> [TASK REQUIREMENTS]
The records that follow are to be repeated exactly, with the pictures removed.

* begin *

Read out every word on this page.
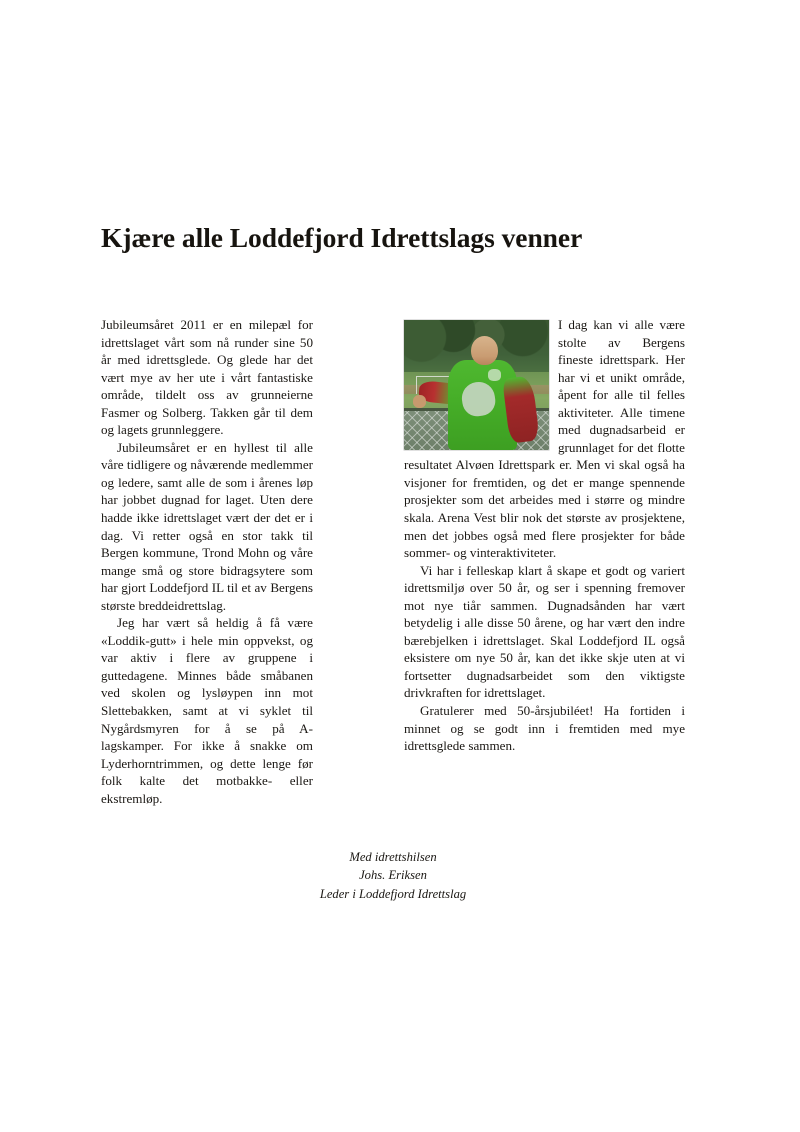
Kjære alle Loddefjord Idrettslags venner

Jubileumsåret 2011 er en milepæl for idrettslaget vårt som nå runder sine 50 år med idrettsglede. Og glede har det vært mye av her ute i vårt fantastiske område, tildelt oss av grunneierne Fasmer og Solberg. Takken går til dem og lagets grunnleggere.

Jubileumsåret er en hyllest til alle våre tidligere og nåværende medlemmer og ledere, samt alle de som i årenes løp har jobbet dugnad for laget. Uten dere hadde ikke idrettslaget vært der det er i dag. Vi retter også en stor takk til Bergen kommune, Trond Mohn og våre mange små og store bidragsytere som har gjort Loddefjord IL til et av Bergens største breddeidrettslag.

Jeg har vært så heldig å få være «Loddik-gutt» i hele min oppvekst, og var aktiv i flere av gruppene i guttedagene. Minnes både småbanen ved skolen og lysløypen inn mot Slettebakken, samt at vi syklet til Nygårdsmyren for å se på A-lagskamper. For ikke å snakke om Lyderhorntrimmen, og dette lenge før folk kalte det motbakke- eller ekstremløp.

I dag kan vi alle være stolte av Bergens fineste idrettspark. Her har vi et unikt område, åpent for alle til felles aktiviteter. Alle timene med dugnadsarbeid er grunnlaget for det flotte resultatet Alvøen Idrettspark er. Men vi skal også ha visjoner for fremtiden, og det er mange spennende prosjekter som det arbeides med i større og mindre skala. Arena Vest blir nok det største av prosjektene, men det jobbes også med flere prosjekter for både sommer- og vinteraktiviteter.

Vi har i felleskap klart å skape et godt og variert idrettsmiljø over 50 år, og ser i spenning fremover mot nye tiår sammen. Dugnadsånden har vært betydelig i alle disse 50 årene, og har vært den indre bærebjelken i idrettslaget. Skal Loddefjord IL også eksistere om nye 50 år, kan det ikke skje uten at vi fortsetter dugnadsarbeidet som den viktigste drivkraften for idrettslaget.

Gratulerer med 50-årsjubiléet! Ha fortiden i minnet og se godt inn i fremtiden med mye idrettsglede sammen.

Med idrettshilsen
Johs. Eriksen
Leder i Loddefjord Idrettslag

* end *

> [EXPECTED OUTPUT]
Read out every word on this page.
Kjære alle Loddefjord Idrettslags venner

Jubileumsåret 2011 er en milepæl for idrettslaget vårt som nå runder sine 50 år med idrettsglede. Og glede har det vært mye av her ute i vårt fantastiske område, tildelt oss av grunneierne Fasmer og Solberg. Takken går til dem og lagets grunnleggere.

Jubileumsåret er en hyllest til alle våre tidligere og nåværende medlemmer og ledere, samt alle de som i årenes løp har jobbet dugnad for laget. Uten dere hadde ikke idrettslaget vært der det er i dag. Vi retter også en stor takk til Bergen kommune, Trond Mohn og våre mange små og store bidragsytere som har gjort Loddefjord IL til et av Bergens største breddeidrettslag.

Jeg har vært så heldig å få være «Loddik-gutt» i hele min oppvekst, og var aktiv i flere av gruppene i guttedagene. Minnes både småbanen ved skolen og lysløypen inn mot Slettebakken, samt at vi syklet til Nygårdsmyren for å se på A-lagskamper. For ikke å snakke om Lyderhorntrimmen, og dette lenge før folk kalte det motbakke- eller ekstremløp.

I dag kan vi alle være stolte av Bergens fineste idrettspark. Her har vi et unikt område, åpent for alle til felles aktiviteter. Alle timene med dugnadsarbeid er grunnlaget for det flotte resultatet Alvøen Idrettspark er. Men vi skal også ha visjoner for fremtiden, og det er mange spennende prosjekter som det arbeides med i større og mindre skala. Arena Vest blir nok det største av prosjektene, men det jobbes også med flere prosjekter for både sommer- og vinteraktiviteter.

Vi har i felleskap klart å skape et godt og variert idrettsmiljø over 50 år, og ser i spenning fremover mot nye tiår sammen. Dugnadsånden har vært betydelig i alle disse 50 årene, og har vært den indre bærebjelken i idrettslaget. Skal Loddefjord IL også eksistere om nye 50 år, kan det ikke skje uten at vi fortsetter dugnadsarbeidet som den viktigste drivkraften for idrettslaget.

Gratulerer med 50-årsjubiléet! Ha fortiden i minnet og se godt inn i fremtiden med mye idrettsglede sammen.

Med idrettshilsen
Johs. Eriksen
Leder i Loddefjord Idrettslag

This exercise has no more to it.